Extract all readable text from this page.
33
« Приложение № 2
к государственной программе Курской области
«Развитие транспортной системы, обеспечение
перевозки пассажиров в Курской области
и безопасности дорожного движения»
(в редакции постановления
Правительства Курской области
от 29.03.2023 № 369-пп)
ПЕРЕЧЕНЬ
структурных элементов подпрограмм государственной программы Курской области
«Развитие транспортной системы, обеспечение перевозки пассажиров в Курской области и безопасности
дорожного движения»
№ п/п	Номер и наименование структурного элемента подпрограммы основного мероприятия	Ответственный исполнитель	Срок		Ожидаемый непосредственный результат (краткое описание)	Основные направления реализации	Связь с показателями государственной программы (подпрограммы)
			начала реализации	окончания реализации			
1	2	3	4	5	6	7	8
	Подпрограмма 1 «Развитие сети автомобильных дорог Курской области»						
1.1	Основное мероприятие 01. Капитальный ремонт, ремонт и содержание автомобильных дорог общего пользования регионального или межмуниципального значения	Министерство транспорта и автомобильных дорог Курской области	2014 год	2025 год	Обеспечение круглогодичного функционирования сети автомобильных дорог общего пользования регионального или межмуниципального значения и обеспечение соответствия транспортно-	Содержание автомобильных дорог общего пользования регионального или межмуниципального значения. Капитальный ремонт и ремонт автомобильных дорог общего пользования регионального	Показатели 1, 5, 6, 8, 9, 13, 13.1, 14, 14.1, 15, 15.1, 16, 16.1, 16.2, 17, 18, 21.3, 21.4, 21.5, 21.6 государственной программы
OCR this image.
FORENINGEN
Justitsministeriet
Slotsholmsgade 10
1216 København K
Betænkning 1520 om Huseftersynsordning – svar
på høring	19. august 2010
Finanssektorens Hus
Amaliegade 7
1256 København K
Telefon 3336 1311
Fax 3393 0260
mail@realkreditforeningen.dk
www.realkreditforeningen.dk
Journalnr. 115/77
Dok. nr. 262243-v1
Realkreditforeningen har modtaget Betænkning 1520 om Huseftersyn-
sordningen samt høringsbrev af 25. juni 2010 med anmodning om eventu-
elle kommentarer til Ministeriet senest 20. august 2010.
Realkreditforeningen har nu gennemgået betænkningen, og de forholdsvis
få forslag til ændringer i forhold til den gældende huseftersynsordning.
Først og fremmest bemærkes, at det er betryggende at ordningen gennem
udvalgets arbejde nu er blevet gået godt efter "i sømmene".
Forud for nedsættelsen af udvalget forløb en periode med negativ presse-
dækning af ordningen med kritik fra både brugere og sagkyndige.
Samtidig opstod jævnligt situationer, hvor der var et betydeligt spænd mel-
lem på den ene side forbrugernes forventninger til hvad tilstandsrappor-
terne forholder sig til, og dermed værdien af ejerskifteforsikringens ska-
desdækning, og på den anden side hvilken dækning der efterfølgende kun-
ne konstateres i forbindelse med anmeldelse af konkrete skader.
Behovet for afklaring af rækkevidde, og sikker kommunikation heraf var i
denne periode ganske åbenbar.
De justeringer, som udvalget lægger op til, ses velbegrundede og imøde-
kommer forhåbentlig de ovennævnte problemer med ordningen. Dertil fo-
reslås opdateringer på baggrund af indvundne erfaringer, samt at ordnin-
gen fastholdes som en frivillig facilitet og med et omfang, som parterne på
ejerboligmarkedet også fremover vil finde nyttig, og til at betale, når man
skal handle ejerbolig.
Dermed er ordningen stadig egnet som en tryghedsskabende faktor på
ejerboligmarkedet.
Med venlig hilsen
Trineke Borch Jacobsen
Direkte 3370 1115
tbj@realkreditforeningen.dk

====================

# PROBLEM TO WORK ON
Which lines above contain "обеспечение"? Show each of them.

# WRITTEN ANSWER
«Развитие транспортной системы, обеспечение
«Развитие транспортной системы, обеспечение перевозки пассажиров в Курской области и безопасности
1.1	Основное мероприятие 01. Капитальный ремонт, ремонт и содержание автомобильных дорог общего пользования регионального или межмуниципального значения	Министерство транспорта и автомобильных дорог Курской области	2014 год	2025 год	Обеспечение круглогодичного функционирования сети автомобильных дорог общего пользования регионального или межмуниципального значения и обеспечение соответствия транспортно-	Содержание автомобильных дорог общего пользования регионального или межмуниципального значения. Капитальный ремонт и ремонт автомобильных дорог общего пользования регионального	Показатели 1, 5, 6, 8, 9, 13, 13.1, 14, 14.1, 15, 15.1, 16, 16.1, 16.2, 17, 18, 21.3, 21.4, 21.5, 21.6 государственной программы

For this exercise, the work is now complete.